TASK INSTRUCTIONS:
Please arrange the lines of the records below as a Markdown table with the columns Row and Line, from the line containing "473, 1010, 487]" through the line containing "86, 196, 100]", both included. Give only those lines, numbered in order and with blank lines omitted.

[Recorded data]
++++++++++++++++++++

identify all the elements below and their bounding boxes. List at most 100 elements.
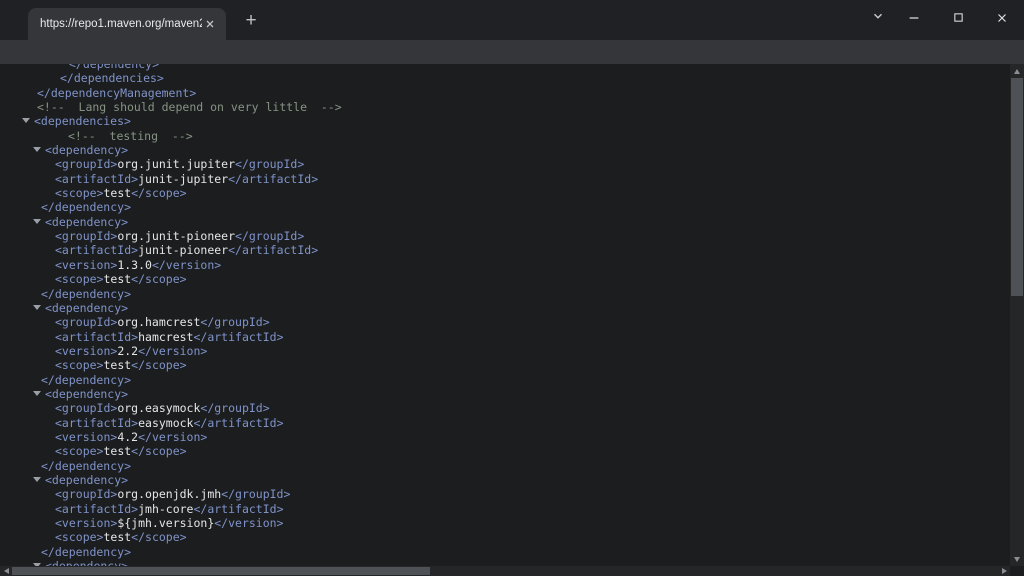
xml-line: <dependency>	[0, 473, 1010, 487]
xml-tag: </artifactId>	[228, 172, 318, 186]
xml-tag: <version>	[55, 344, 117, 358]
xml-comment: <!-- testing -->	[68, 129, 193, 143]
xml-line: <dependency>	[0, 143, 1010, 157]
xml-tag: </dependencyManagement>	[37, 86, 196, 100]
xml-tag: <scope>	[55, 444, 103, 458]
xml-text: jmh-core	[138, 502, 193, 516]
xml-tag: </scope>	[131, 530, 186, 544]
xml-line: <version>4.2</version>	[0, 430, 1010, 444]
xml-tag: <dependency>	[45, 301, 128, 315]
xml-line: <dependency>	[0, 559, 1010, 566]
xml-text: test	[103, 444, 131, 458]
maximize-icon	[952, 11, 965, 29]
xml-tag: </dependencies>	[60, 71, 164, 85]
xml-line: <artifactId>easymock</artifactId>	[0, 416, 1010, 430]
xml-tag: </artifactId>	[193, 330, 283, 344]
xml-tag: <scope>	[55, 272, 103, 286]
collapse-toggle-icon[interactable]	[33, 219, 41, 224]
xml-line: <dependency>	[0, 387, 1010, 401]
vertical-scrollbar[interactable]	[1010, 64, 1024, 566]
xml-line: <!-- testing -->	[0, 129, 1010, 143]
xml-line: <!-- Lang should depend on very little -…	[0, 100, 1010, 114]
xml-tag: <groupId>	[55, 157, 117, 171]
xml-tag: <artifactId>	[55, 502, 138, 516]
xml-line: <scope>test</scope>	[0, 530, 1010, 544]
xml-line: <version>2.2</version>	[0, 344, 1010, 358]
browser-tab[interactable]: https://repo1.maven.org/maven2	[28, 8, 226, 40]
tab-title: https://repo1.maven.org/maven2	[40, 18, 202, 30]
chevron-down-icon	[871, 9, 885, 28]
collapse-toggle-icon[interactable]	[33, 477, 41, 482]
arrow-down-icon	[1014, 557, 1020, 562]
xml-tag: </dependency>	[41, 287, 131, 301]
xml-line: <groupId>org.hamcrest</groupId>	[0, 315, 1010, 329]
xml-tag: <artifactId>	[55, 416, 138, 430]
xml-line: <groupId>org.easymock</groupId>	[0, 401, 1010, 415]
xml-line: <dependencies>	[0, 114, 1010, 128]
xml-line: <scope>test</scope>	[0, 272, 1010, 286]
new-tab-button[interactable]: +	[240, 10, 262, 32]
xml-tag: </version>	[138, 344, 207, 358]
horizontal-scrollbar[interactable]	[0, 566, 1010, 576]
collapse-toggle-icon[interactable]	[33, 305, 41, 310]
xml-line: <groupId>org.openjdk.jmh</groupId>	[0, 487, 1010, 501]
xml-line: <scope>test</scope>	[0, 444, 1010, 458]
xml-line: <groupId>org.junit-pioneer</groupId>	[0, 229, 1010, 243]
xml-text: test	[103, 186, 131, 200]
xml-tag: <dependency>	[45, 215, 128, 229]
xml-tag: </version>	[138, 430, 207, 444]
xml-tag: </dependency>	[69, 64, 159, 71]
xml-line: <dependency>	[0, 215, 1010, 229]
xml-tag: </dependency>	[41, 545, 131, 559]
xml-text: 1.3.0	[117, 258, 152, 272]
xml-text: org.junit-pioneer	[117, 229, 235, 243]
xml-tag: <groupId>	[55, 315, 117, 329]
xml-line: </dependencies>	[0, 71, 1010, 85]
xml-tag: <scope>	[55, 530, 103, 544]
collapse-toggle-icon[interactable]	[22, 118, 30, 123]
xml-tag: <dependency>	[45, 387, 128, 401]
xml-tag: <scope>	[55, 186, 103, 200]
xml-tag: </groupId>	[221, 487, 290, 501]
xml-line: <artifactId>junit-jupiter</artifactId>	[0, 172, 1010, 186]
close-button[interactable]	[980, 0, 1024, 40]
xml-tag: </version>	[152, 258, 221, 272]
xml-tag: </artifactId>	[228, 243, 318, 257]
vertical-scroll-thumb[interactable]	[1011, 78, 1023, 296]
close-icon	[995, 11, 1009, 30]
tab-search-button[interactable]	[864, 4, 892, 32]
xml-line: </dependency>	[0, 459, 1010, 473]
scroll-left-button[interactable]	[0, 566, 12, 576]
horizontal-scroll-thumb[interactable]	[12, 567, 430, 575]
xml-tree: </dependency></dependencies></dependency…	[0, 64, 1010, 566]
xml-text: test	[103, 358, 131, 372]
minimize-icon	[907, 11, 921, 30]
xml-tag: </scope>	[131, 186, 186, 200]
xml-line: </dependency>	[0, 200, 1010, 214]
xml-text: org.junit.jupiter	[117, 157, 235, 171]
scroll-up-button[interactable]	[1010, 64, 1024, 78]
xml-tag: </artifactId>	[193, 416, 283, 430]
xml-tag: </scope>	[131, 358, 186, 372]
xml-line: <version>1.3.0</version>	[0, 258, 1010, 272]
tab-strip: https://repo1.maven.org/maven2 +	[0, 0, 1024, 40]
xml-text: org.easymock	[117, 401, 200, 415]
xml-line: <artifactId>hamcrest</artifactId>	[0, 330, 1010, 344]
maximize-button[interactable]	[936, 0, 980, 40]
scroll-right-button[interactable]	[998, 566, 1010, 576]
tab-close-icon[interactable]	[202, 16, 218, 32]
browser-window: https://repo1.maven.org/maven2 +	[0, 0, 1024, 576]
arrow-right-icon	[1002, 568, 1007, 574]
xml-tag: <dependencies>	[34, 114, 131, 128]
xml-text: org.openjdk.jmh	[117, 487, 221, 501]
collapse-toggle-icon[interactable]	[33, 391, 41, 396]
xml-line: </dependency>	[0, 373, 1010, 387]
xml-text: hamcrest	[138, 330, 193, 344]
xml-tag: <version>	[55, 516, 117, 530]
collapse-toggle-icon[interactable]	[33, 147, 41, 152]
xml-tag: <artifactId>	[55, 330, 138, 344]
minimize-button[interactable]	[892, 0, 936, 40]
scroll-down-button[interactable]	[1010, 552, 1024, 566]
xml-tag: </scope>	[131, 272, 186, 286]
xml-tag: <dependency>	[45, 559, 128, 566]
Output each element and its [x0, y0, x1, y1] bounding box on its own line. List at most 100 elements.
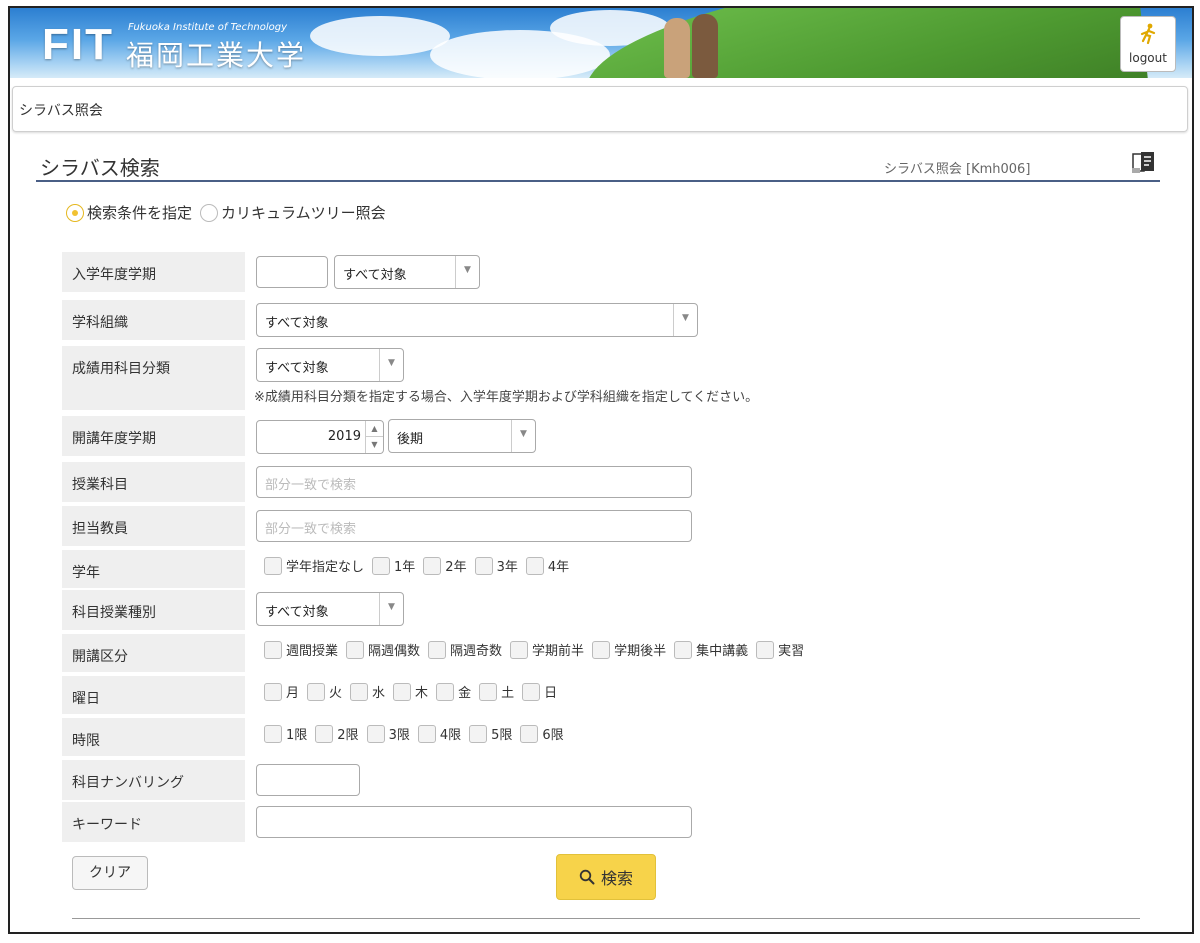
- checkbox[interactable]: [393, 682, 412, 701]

++++++++++++++++++++

FULL ANSWER:
| Row | Line |
|---|---|
| 1 | xml-line: <dependency>	[0, 473, 1010, 487] |
| 2 | xml-tag: </artifactId>	[228, 172, 318, 186] |
| 3 | xml-tag: <version>	[55, 344, 117, 358] |
| 4 | xml-comment: <!-- testing -->	[68, 129, 193, 143] |
| 5 | xml-line: <dependency>	[0, 143, 1010, 157] |
| 6 | xml-tag: </dependencyManagement>	[37, 86, 196, 100] |